__Dataset records__.
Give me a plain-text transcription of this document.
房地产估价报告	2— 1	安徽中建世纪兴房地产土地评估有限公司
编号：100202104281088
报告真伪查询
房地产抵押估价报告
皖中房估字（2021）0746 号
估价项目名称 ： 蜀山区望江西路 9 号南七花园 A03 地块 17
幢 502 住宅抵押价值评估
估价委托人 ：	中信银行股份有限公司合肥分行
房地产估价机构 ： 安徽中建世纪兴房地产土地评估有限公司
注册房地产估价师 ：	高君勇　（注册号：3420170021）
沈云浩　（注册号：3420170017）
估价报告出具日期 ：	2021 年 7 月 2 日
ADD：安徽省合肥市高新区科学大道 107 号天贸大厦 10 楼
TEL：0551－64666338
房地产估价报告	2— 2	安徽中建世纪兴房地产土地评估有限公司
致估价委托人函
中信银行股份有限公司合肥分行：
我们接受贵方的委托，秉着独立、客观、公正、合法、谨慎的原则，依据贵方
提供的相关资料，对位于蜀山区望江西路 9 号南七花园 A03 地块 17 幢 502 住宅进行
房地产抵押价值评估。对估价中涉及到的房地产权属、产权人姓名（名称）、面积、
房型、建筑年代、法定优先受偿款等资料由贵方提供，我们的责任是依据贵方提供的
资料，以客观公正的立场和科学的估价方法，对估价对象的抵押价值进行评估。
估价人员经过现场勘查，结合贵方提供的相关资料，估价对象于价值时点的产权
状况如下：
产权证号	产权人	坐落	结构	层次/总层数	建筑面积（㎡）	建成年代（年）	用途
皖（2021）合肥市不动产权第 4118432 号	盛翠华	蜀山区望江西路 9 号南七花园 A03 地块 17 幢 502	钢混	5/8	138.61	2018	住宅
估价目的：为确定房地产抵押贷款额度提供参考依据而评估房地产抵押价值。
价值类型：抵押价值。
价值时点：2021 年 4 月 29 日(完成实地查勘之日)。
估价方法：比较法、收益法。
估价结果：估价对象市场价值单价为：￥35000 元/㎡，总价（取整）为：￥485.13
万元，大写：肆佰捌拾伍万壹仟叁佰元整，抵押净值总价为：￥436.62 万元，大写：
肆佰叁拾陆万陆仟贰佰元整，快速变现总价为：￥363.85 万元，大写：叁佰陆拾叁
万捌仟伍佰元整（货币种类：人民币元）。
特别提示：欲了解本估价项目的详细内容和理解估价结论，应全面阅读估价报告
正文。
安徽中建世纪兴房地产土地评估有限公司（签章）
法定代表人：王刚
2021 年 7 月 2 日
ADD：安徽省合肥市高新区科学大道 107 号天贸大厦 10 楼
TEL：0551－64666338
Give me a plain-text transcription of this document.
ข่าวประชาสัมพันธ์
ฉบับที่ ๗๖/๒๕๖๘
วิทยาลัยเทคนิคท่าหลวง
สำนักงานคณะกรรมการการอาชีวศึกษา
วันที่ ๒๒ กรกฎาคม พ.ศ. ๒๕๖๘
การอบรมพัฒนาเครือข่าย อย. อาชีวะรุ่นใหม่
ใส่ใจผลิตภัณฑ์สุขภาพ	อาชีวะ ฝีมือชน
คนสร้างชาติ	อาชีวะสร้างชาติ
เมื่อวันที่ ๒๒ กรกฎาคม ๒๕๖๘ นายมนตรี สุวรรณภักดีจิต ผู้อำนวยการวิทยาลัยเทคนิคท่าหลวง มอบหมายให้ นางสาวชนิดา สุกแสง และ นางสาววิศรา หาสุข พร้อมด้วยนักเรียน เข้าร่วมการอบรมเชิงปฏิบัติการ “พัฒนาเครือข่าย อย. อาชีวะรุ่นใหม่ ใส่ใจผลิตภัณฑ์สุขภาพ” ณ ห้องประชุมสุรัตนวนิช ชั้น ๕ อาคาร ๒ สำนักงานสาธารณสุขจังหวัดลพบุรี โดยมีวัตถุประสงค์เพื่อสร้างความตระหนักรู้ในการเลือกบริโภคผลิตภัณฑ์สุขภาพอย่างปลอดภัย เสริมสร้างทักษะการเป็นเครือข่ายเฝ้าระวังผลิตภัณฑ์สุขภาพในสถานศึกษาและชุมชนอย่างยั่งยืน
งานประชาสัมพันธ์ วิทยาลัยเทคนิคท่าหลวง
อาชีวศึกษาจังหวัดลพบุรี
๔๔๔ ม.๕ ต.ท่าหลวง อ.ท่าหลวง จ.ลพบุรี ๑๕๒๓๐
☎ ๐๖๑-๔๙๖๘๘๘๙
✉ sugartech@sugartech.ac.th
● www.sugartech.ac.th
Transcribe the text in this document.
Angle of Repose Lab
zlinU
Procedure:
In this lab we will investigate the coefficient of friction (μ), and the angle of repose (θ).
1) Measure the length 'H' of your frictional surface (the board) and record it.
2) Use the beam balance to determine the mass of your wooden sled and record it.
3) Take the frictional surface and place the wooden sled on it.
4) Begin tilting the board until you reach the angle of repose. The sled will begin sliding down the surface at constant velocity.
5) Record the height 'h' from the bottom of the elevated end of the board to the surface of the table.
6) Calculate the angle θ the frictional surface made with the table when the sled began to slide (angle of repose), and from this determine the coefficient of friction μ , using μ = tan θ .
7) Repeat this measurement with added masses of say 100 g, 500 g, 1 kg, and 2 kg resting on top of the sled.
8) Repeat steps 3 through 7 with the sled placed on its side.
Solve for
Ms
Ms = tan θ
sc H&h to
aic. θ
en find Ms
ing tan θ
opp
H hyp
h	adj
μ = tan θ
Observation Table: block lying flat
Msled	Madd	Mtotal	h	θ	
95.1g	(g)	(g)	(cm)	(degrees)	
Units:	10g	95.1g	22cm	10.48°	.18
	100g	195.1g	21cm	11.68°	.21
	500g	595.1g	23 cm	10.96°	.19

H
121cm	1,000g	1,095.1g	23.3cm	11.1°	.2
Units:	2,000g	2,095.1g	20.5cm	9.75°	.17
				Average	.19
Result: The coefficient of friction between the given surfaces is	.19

__Task__. In the entries above, find the line containing "Transcribe the text in this document.". Set down that line and every line after it through the last one, exactly and alone.

__Task solution__.
Transcribe the text in this document.
Angle of Repose Lab
zlinU
Procedure:
In this lab we will investigate the coefficient of friction (μ), and the angle of repose (θ).
1) Measure the length 'H' of your frictional surface (the board) and record it.
2) Use the beam balance to determine the mass of your wooden sled and record it.
3) Take the frictional surface and place the wooden sled on it.
4) Begin tilting the board until you reach the angle of repose. The sled will begin sliding down the surface at constant velocity.
5) Record the height 'h' from the bottom of the elevated end of the board to the surface of the table.
6) Calculate the angle θ the frictional surface made with the table when the sled began to slide (angle of repose), and from this determine the coefficient of friction μ , using μ = tan θ .
7) Repeat this measurement with added masses of say 100 g, 500 g, 1 kg, and 2 kg resting on top of the sled.
8) Repeat steps 3 through 7 with the sled placed on its side.
Solve for
Ms
Ms = tan θ
sc H&h to
aic. θ
en find Ms
ing tan θ
opp
H hyp
h	adj
μ = tan θ
Observation Table: block lying flat
Msled	Madd	Mtotal	h	θ	
95.1g	(g)	(g)	(cm)	(degrees)	
Units:	10g	95.1g	22cm	10.48°	.18
	100g	195.1g	21cm	11.68°	.21
	500g	595.1g	23 cm	10.96°	.19

H
121cm	1,000g	1,095.1g	23.3cm	11.1°	.2
Units:	2,000g	2,095.1g	20.5cm	9.75°	.17
				Average	.19
Result: The coefficient of friction between the given surfaces is	.19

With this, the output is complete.